Return all of the entries word for word, but omit the pictures they contain.
>> Start Input data
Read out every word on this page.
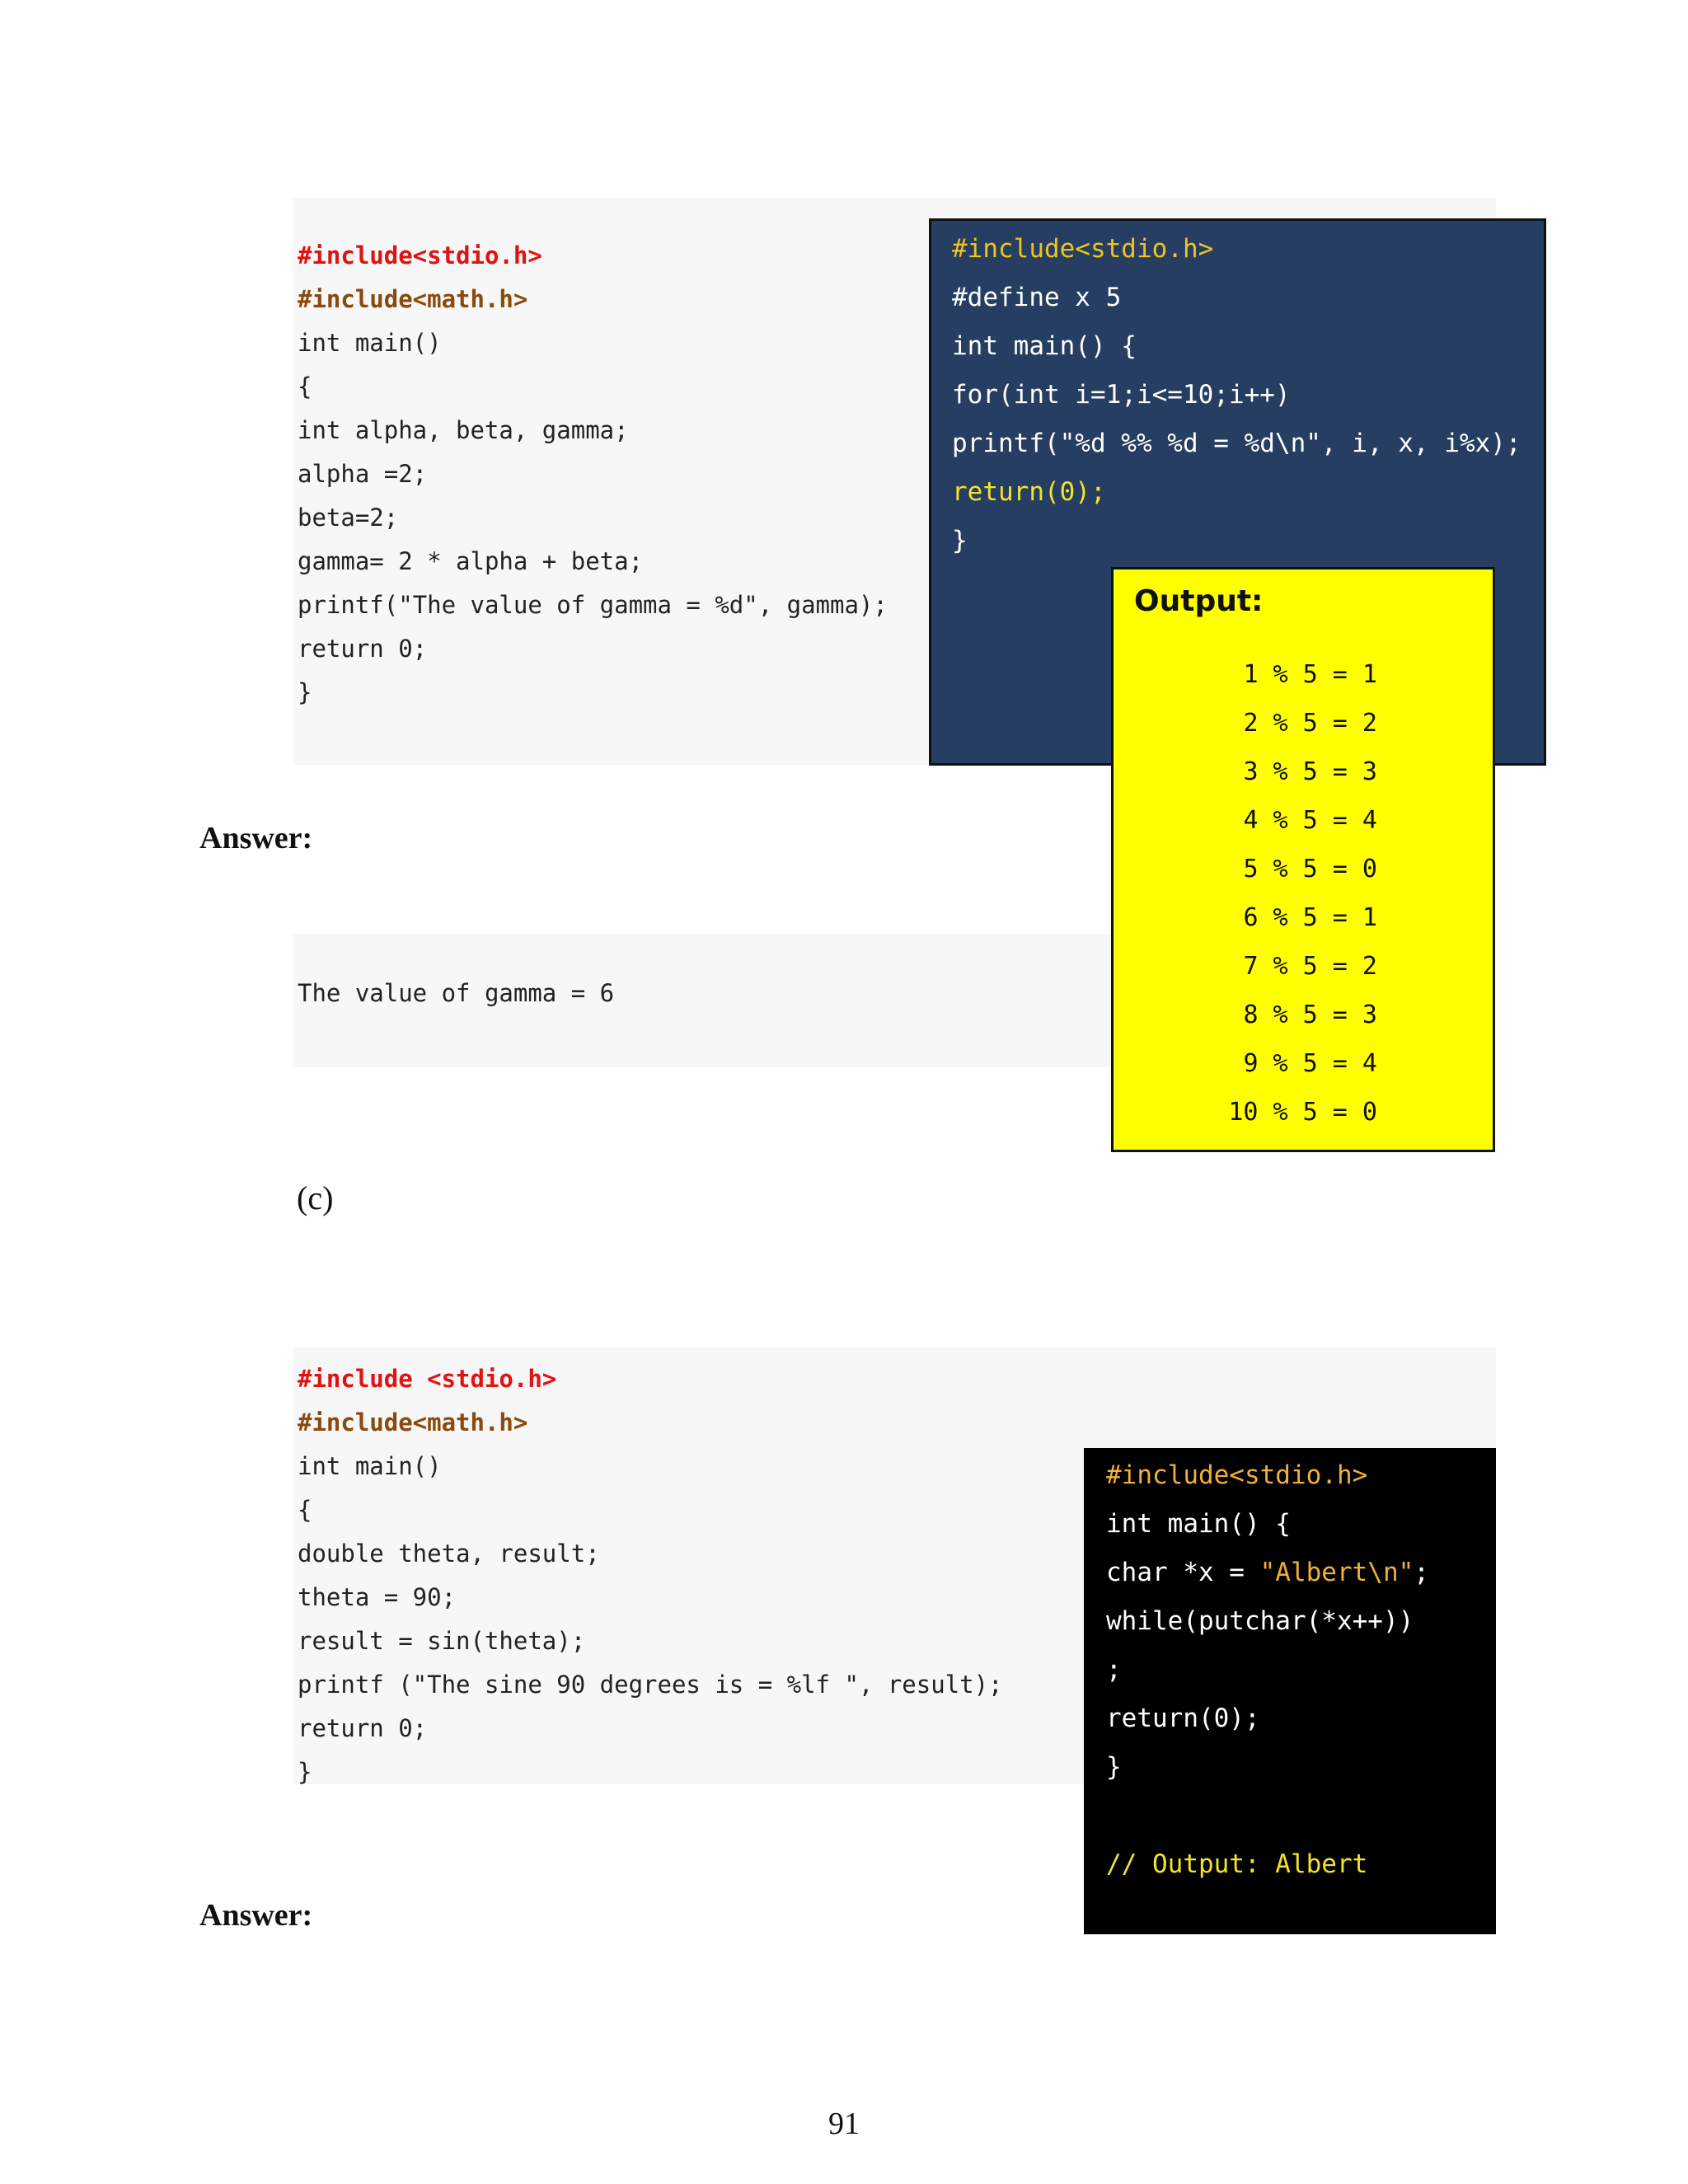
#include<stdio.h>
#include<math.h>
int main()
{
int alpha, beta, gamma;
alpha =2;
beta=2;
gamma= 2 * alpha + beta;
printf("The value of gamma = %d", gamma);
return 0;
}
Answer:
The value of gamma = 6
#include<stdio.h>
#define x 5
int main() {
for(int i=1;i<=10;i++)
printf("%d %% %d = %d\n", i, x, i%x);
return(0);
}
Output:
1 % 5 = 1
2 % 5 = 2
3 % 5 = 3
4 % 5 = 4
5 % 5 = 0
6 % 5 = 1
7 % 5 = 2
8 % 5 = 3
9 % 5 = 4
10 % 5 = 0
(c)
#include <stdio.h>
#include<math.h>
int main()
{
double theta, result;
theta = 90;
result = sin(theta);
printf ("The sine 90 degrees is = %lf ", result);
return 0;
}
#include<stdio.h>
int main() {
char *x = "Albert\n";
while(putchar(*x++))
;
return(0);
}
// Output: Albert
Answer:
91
>> End Input data
* Answer for the task
Read out every word on this page.
#include<stdio.h>
#include<math.h>
int main()
{
int alpha, beta, gamma;
alpha =2;
beta=2;
gamma= 2 * alpha + beta;
printf("The value of gamma = %d", gamma);
return 0;
}
Answer:
The value of gamma = 6
#include<stdio.h>
#define x 5
int main() {
for(int i=1;i<=10;i++)
printf("%d %% %d = %d\n", i, x, i%x);
return(0);
}
Output:
1 % 5 = 1
2 % 5 = 2
3 % 5 = 3
4 % 5 = 4
5 % 5 = 0
6 % 5 = 1
7 % 5 = 2
8 % 5 = 3
9 % 5 = 4
10 % 5 = 0
(c)
#include <stdio.h>
#include<math.h>
int main()
{
double theta, result;
theta = 90;
result = sin(theta);
printf ("The sine 90 degrees is = %lf ", result);
return 0;
}
#include<stdio.h>
int main() {
char *x = "Albert\n";
while(putchar(*x++))
;
return(0);
}
// Output: Albert
Answer:
91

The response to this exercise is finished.